**Given exercise:**
Copy every entry exactly as given, minus the images.

**Data listing:**

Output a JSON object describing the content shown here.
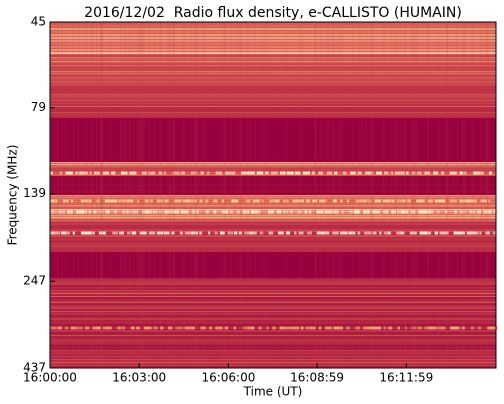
{
  "chart_data": {
    "type": "spectrogram",
    "title": "2016/12/02  Radio flux density, e-CALLISTO (HUMAIN)",
    "xlabel": "Time (UT)",
    "ylabel": "Frequency (MHz)",
    "xlim": [
      0,
      900
    ],
    "xticks": [
      {
        "value": 0,
        "label": "16:00:00"
      },
      {
        "value": 180,
        "label": "16:03:00"
      },
      {
        "value": 360,
        "label": "16:06:00"
      },
      {
        "value": 539,
        "label": "16:08:59"
      },
      {
        "value": 719,
        "label": "16:11:59"
      }
    ],
    "ylim": [
      45,
      437
    ],
    "yscale": "log",
    "yinverted": true,
    "yticks": [
      45,
      79,
      139,
      247,
      437
    ]
  }
}
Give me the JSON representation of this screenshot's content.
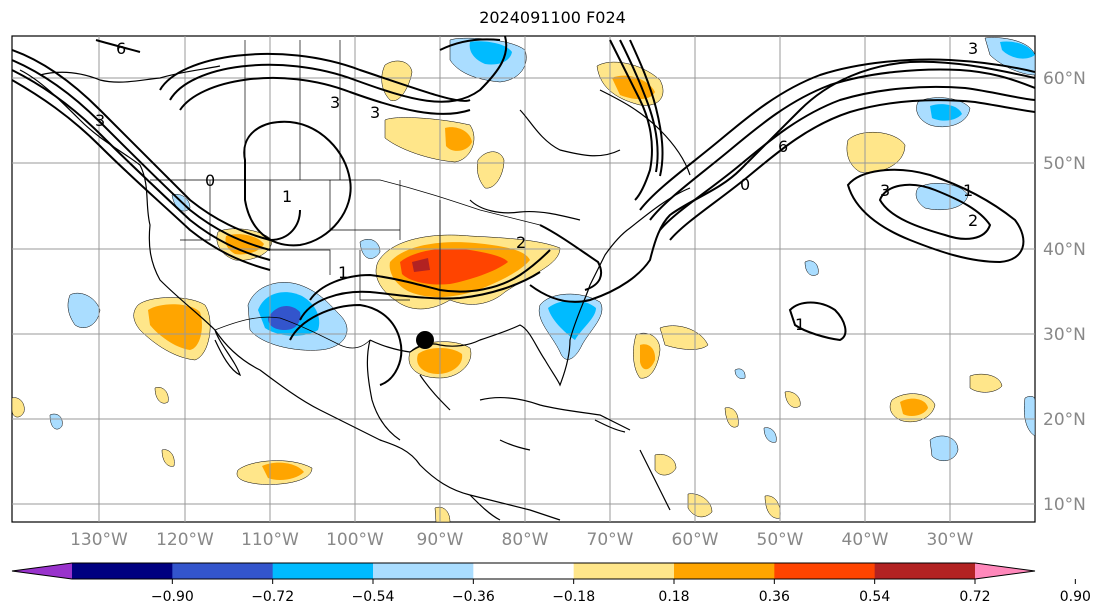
{
  "title": "2024091100 F024",
  "lon_labels": [
    "130°W",
    "120°W",
    "110°W",
    "100°W",
    "90°W",
    "80°W",
    "70°W",
    "60°W",
    "50°W",
    "40°W",
    "30°W"
  ],
  "lat_labels": [
    "60°N",
    "50°N",
    "40°N",
    "30°N",
    "20°N",
    "10°N"
  ],
  "colorbar": {
    "ticks": [
      "−0.90",
      "−0.72",
      "−0.54",
      "−0.36",
      "−0.18",
      "0.18",
      "0.36",
      "0.54",
      "0.72",
      "0.90"
    ],
    "colors": [
      "#9933cc",
      "#000080",
      "#3355cc",
      "#00bbff",
      "#aaddff",
      "#ffffff",
      "#ffe68a",
      "#ffa500",
      "#ff4400",
      "#b22222",
      "#ff88bb"
    ]
  },
  "contour_labels": [
    "6",
    "3",
    "3",
    "1",
    "0",
    "1",
    "2",
    "0",
    "3",
    "6",
    "1",
    "3",
    "1",
    "2",
    "3"
  ],
  "storm_marker": "hurricane-center"
}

**Task response:**
Output a JSON object describing the content shown here.
{
  "chart_data": {
    "type": "spectrogram",
    "title": "2016/12/02  Radio flux density, e-CALLISTO (HUMAIN)",
    "xlabel": "Time (UT)",
    "ylabel": "Frequency (MHz)",
    "xlim": [
      0,
      900
    ],
    "xticks": [
      {
        "value": 0,
        "label": "16:00:00"
      },
      {
        "value": 180,
        "label": "16:03:00"
      },
      {
        "value": 360,
        "label": "16:06:00"
      },
      {
        "value": 539,
        "label": "16:08:59"
      },
      {
        "value": 719,
        "label": "16:11:59"
      }
    ],
    "ylim": [
      45,
      437
    ],
    "yscale": "log",
    "yinverted": true,
    "yticks": [
      45,
      79,
      139,
      247,
      437
    ]
  }
}
Give me the JSON representation of this screenshot's content.
{
  "title": "2024091100 F024",
  "lon_labels": [
    "130°W",
    "120°W",
    "110°W",
    "100°W",
    "90°W",
    "80°W",
    "70°W",
    "60°W",
    "50°W",
    "40°W",
    "30°W"
  ],
  "lat_labels": [
    "60°N",
    "50°N",
    "40°N",
    "30°N",
    "20°N",
    "10°N"
  ],
  "colorbar": {
    "ticks": [
      "−0.90",
      "−0.72",
      "−0.54",
      "−0.36",
      "−0.18",
      "0.18",
      "0.36",
      "0.54",
      "0.72",
      "0.90"
    ],
    "colors": [
      "#9933cc",
      "#000080",
      "#3355cc",
      "#00bbff",
      "#aaddff",
      "#ffffff",
      "#ffe68a",
      "#ffa500",
      "#ff4400",
      "#b22222",
      "#ff88bb"
    ]
  },
  "contour_labels": [
    "6",
    "3",
    "3",
    "1",
    "0",
    "1",
    "2",
    "0",
    "3",
    "6",
    "1",
    "3",
    "1",
    "2",
    "3"
  ],
  "storm_marker": "hurricane-center"
}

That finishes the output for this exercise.